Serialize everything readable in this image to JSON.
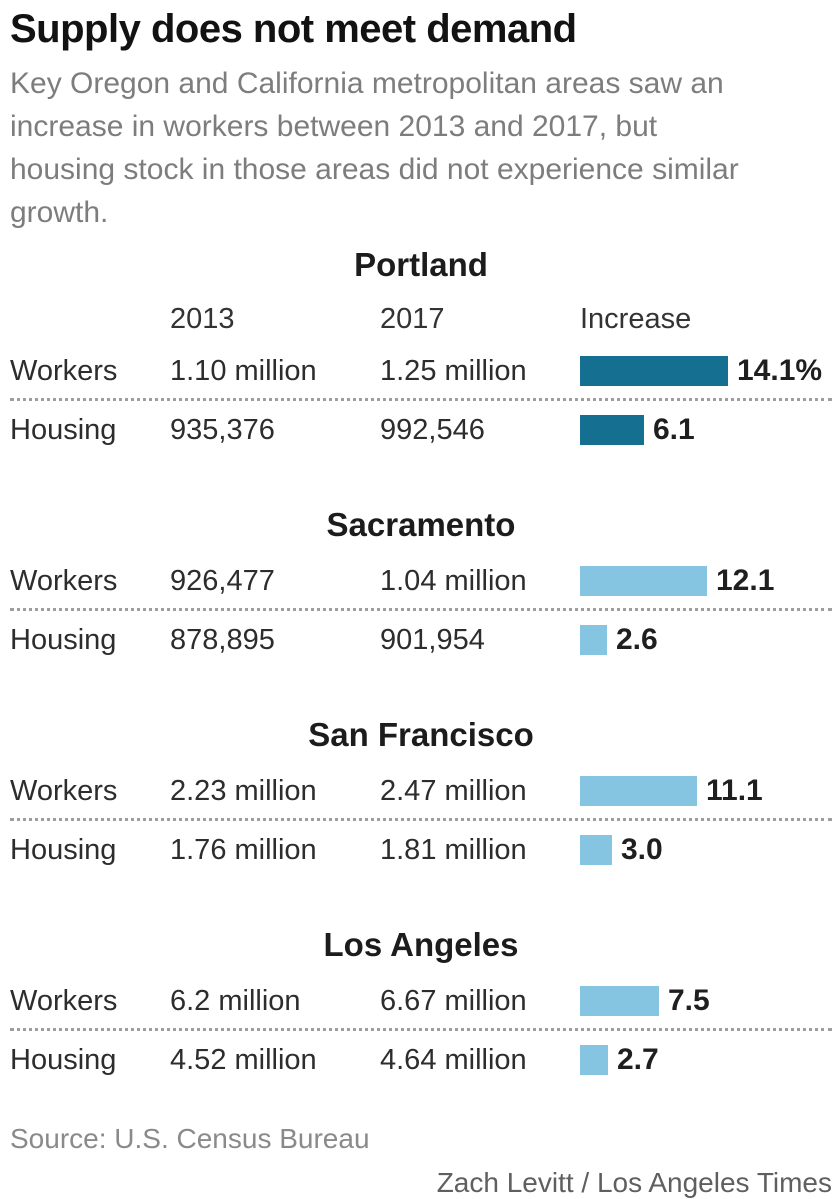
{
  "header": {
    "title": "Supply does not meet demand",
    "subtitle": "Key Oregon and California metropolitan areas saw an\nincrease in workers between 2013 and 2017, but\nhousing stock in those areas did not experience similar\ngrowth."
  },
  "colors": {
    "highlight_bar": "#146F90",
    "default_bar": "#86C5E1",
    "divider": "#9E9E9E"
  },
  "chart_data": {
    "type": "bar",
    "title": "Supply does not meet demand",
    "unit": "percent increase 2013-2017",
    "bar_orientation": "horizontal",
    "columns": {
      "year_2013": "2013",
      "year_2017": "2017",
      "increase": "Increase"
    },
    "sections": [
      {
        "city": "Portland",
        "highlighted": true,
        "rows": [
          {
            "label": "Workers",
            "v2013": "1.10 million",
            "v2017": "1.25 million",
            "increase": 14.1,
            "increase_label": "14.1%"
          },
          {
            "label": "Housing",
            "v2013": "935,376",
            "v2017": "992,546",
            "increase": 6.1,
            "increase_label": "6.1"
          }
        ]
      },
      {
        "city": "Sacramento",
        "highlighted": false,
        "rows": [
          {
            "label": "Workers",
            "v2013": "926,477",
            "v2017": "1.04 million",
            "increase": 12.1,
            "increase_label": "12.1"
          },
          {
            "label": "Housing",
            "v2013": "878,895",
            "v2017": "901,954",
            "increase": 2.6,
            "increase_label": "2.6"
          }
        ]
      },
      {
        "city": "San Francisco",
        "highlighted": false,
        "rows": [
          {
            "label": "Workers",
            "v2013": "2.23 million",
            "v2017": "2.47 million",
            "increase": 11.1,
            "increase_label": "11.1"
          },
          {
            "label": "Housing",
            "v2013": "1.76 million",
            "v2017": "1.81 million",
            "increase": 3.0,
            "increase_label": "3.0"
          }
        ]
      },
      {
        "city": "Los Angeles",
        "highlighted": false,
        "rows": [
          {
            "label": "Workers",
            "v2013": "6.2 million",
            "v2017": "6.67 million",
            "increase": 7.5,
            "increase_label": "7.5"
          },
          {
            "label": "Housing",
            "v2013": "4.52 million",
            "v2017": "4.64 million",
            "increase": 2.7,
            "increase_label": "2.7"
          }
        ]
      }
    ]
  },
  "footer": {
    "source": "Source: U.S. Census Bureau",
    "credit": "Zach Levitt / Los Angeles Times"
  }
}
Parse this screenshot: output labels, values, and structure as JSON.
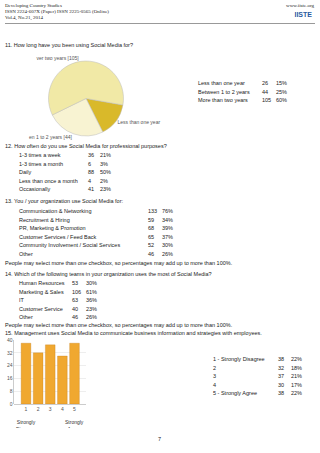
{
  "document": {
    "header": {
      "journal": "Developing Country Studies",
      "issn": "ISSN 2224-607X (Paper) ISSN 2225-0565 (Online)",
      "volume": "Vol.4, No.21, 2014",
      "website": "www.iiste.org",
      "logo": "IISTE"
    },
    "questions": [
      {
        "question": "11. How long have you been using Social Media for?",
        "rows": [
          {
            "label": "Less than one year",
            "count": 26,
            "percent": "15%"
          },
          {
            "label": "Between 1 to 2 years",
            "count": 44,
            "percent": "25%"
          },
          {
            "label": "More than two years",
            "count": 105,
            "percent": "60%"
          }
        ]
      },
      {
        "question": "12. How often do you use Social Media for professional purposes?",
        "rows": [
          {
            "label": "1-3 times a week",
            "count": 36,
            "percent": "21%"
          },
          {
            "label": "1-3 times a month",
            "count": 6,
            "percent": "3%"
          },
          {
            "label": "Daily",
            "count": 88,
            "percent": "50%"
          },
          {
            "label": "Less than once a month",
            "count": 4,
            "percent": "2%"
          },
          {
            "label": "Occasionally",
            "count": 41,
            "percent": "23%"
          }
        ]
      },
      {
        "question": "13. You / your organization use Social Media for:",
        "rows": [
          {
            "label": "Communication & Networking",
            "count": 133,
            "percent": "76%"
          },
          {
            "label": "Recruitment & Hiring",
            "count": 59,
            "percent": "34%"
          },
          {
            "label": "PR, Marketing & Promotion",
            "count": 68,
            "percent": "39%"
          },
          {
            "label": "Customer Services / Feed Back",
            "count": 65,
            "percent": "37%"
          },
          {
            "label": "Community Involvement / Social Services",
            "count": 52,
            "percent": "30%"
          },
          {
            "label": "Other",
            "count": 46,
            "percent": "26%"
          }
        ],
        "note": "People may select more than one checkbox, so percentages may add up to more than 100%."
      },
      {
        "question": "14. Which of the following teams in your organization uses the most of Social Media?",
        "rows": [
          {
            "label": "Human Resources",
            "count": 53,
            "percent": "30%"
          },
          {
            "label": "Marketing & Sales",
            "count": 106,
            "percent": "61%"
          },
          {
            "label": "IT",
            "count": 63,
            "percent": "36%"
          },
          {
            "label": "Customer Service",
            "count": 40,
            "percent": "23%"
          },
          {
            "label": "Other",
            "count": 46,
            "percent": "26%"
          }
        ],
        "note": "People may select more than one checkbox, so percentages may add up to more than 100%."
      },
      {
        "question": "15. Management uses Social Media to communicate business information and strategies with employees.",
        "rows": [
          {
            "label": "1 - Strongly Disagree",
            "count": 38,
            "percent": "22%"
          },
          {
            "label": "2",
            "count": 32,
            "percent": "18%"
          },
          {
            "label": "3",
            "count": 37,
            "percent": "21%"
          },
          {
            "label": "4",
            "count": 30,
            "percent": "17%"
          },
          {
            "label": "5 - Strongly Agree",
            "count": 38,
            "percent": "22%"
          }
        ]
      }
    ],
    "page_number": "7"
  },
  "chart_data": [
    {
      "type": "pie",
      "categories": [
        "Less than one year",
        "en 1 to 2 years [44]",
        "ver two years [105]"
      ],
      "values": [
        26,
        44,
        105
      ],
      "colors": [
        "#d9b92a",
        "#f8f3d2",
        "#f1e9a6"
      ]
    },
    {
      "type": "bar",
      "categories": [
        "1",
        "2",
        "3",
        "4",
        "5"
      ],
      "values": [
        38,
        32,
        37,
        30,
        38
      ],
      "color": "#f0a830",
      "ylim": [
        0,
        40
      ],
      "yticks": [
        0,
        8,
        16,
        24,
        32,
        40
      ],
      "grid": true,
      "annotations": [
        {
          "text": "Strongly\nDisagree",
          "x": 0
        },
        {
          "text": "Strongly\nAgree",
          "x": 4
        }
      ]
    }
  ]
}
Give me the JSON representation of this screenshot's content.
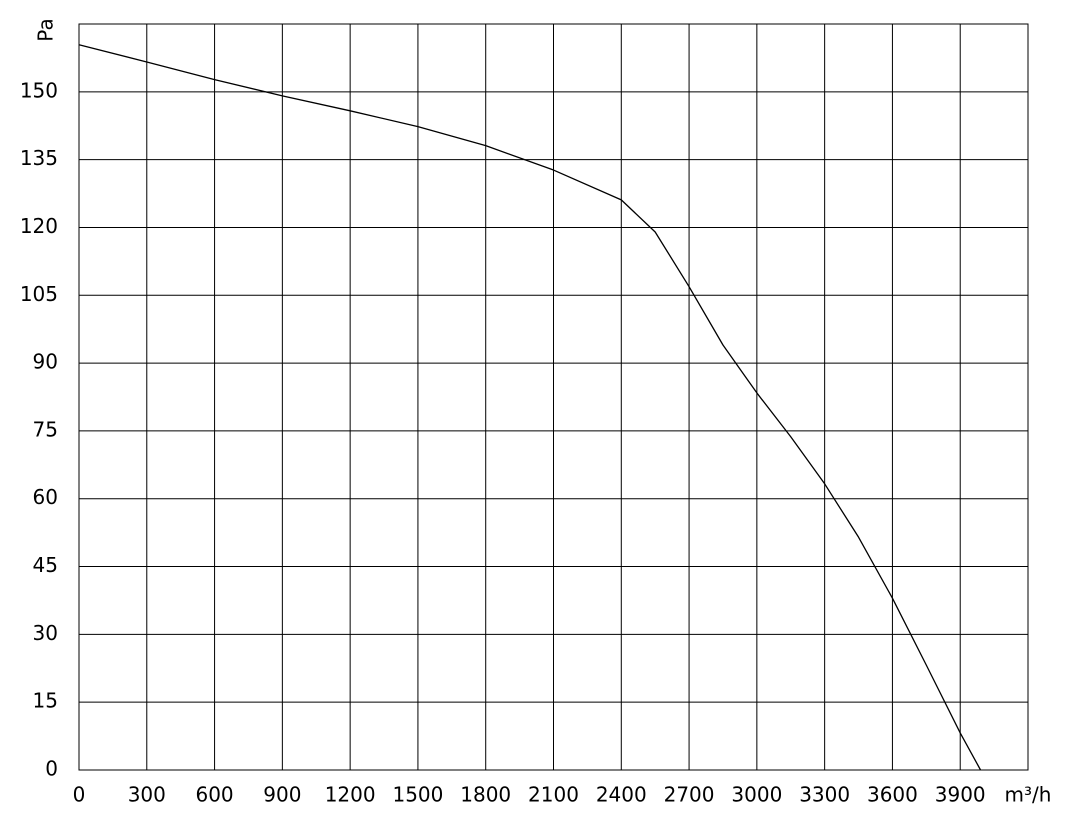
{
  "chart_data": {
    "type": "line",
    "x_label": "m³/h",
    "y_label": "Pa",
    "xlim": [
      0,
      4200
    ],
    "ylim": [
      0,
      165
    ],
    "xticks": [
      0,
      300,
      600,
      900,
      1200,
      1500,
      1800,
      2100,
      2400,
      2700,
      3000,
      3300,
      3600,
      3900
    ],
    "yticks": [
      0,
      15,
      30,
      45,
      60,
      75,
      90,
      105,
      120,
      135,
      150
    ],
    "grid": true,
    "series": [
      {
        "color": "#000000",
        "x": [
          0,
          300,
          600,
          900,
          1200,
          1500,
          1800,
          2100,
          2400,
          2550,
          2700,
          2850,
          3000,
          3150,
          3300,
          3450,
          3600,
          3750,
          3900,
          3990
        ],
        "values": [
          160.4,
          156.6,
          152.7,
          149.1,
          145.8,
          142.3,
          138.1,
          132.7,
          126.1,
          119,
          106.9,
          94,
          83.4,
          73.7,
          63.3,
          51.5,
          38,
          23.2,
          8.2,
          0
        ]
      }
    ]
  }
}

= = = = =

- _Task prompt_: Transcribe every entry above exactly. Omit all pictures.

- _Expected answer_:
Serialize everything readable in this image to JSON.
{
  "header": {
    "title": "Supply does not meet demand",
    "subtitle": "Key Oregon and California metropolitan areas saw an\nincrease in workers between 2013 and 2017, but\nhousing stock in those areas did not experience similar\ngrowth."
  },
  "colors": {
    "highlight_bar": "#146F90",
    "default_bar": "#86C5E1",
    "divider": "#9E9E9E"
  },
  "chart_data": {
    "type": "bar",
    "title": "Supply does not meet demand",
    "unit": "percent increase 2013-2017",
    "bar_orientation": "horizontal",
    "columns": {
      "year_2013": "2013",
      "year_2017": "2017",
      "increase": "Increase"
    },
    "sections": [
      {
        "city": "Portland",
        "highlighted": true,
        "rows": [
          {
            "label": "Workers",
            "v2013": "1.10 million",
            "v2017": "1.25 million",
            "increase": 14.1,
            "increase_label": "14.1%"
          },
          {
            "label": "Housing",
            "v2013": "935,376",
            "v2017": "992,546",
            "increase": 6.1,
            "increase_label": "6.1"
          }
        ]
      },
      {
        "city": "Sacramento",
        "highlighted": false,
        "rows": [
          {
            "label": "Workers",
            "v2013": "926,477",
            "v2017": "1.04 million",
            "increase": 12.1,
            "increase_label": "12.1"
          },
          {
            "label": "Housing",
            "v2013": "878,895",
            "v2017": "901,954",
            "increase": 2.6,
            "increase_label": "2.6"
          }
        ]
      },
      {
        "city": "San Francisco",
        "highlighted": false,
        "rows": [
          {
            "label": "Workers",
            "v2013": "2.23 million",
            "v2017": "2.47 million",
            "increase": 11.1,
            "increase_label": "11.1"
          },
          {
            "label": "Housing",
            "v2013": "1.76 million",
            "v2017": "1.81 million",
            "increase": 3.0,
            "increase_label": "3.0"
          }
        ]
      },
      {
        "city": "Los Angeles",
        "highlighted": false,
        "rows": [
          {
            "label": "Workers",
            "v2013": "6.2 million",
            "v2017": "6.67 million",
            "increase": 7.5,
            "increase_label": "7.5"
          },
          {
            "label": "Housing",
            "v2013": "4.52 million",
            "v2017": "4.64 million",
            "increase": 2.7,
            "increase_label": "2.7"
          }
        ]
      }
    ]
  },
  "footer": {
    "source": "Source: U.S. Census Bureau",
    "credit": "Zach Levitt / Los Angeles Times"
  }
}
Parse this screenshot: output labels, values, and structure as JSON.
{
  "document": {
    "header": {
      "journal": "Developing Country Studies",
      "issn": "ISSN 2224-607X (Paper) ISSN 2225-0565 (Online)",
      "volume": "Vol.4, No.21, 2014",
      "website": "www.iiste.org",
      "logo": "IISTE"
    },
    "questions": [
      {
        "question": "11. How long have you been using Social Media for?",
        "rows": [
          {
            "label": "Less than one year",
            "count": 26,
            "percent": "15%"
          },
          {
            "label": "Between 1 to 2 years",
            "count": 44,
            "percent": "25%"
          },
          {
            "label": "More than two years",
            "count": 105,
            "percent": "60%"
          }
        ]
      },
      {
        "question": "12. How often do you use Social Media for professional purposes?",
        "rows": [
          {
            "label": "1-3 times a week",
            "count": 36,
            "percent": "21%"
          },
          {
            "label": "1-3 times a month",
            "count": 6,
            "percent": "3%"
          },
          {
            "label": "Daily",
            "count": 88,
            "percent": "50%"
          },
          {
            "label": "Less than once a month",
            "count": 4,
            "percent": "2%"
          },
          {
            "label": "Occasionally",
            "count": 41,
            "percent": "23%"
          }
        ]
      },
      {
        "question": "13. You / your organization use Social Media for:",
        "rows": [
          {
            "label": "Communication & Networking",
            "count": 133,
            "percent": "76%"
          },
          {
            "label": "Recruitment & Hiring",
            "count": 59,
            "percent": "34%"
          },
          {
            "label": "PR, Marketing & Promotion",
            "count": 68,
            "percent": "39%"
          },
          {
            "label": "Customer Services / Feed Back",
            "count": 65,
            "percent": "37%"
          },
          {
            "label": "Community Involvement / Social Services",
            "count": 52,
            "percent": "30%"
          },
          {
            "label": "Other",
            "count": 46,
            "percent": "26%"
          }
        ],
        "note": "People may select more than one checkbox, so percentages may add up to more than 100%."
      },
      {
        "question": "14. Which of the following teams in your organization uses the most of Social Media?",
        "rows": [
          {
            "label": "Human Resources",
            "count": 53,
            "percent": "30%"
          },
          {
            "label": "Marketing & Sales",
            "count": 106,
            "percent": "61%"
          },
          {
            "label": "IT",
            "count": 63,
            "percent": "36%"
          },
          {
            "label": "Customer Service",
            "count": 40,
            "percent": "23%"
          },
          {
            "label": "Other",
            "count": 46,
            "percent": "26%"
          }
        ],
        "note": "People may select more than one checkbox, so percentages may add up to more than 100%."
      },
      {
        "question": "15. Management uses Social Media to communicate business information and strategies with employees.",
        "rows": [
          {
            "label": "1 - Strongly Disagree",
            "count": 38,
            "percent": "22%"
          },
          {
            "label": "2",
            "count": 32,
            "percent": "18%"
          },
          {
            "label": "3",
            "count": 37,
            "percent": "21%"
          },
          {
            "label": "4",
            "count": 30,
            "percent": "17%"
          },
          {
            "label": "5 - Strongly Agree",
            "count": 38,
            "percent": "22%"
          }
        ]
      }
    ],
    "page_number": "7"
  },
  "chart_data": [
    {
      "type": "pie",
      "categories": [
        "Less than one year",
        "en 1 to 2 years [44]",
        "ver two years [105]"
      ],
      "values": [
        26,
        44,
        105
      ],
      "colors": [
        "#d9b92a",
        "#f8f3d2",
        "#f1e9a6"
      ]
    },
    {
      "type": "bar",
      "categories": [
        "1",
        "2",
        "3",
        "4",
        "5"
      ],
      "values": [
        38,
        32,
        37,
        30,
        38
      ],
      "color": "#f0a830",
      "ylim": [
        0,
        40
      ],
      "yticks": [
        0,
        8,
        16,
        24,
        32,
        40
      ],
      "grid": true,
      "annotations": [
        {
          "text": "Strongly\nDisagree",
          "x": 0
        },
        {
          "text": "Strongly\nAgree",
          "x": 4
        }
      ]
    }
  ]
}
Give me the JSON representation of this screenshot's content.
{
  "chart_data": {
    "type": "line",
    "x_label": "m³/h",
    "y_label": "Pa",
    "xlim": [
      0,
      4200
    ],
    "ylim": [
      0,
      165
    ],
    "xticks": [
      0,
      300,
      600,
      900,
      1200,
      1500,
      1800,
      2100,
      2400,
      2700,
      3000,
      3300,
      3600,
      3900
    ],
    "yticks": [
      0,
      15,
      30,
      45,
      60,
      75,
      90,
      105,
      120,
      135,
      150
    ],
    "grid": true,
    "series": [
      {
        "color": "#000000",
        "x": [
          0,
          300,
          600,
          900,
          1200,
          1500,
          1800,
          2100,
          2400,
          2550,
          2700,
          2850,
          3000,
          3150,
          3300,
          3450,
          3600,
          3750,
          3900,
          3990
        ],
        "values": [
          160.4,
          156.6,
          152.7,
          149.1,
          145.8,
          142.3,
          138.1,
          132.7,
          126.1,
          119,
          106.9,
          94,
          83.4,
          73.7,
          63.3,
          51.5,
          38,
          23.2,
          8.2,
          0
        ]
      }
    ]
  }
}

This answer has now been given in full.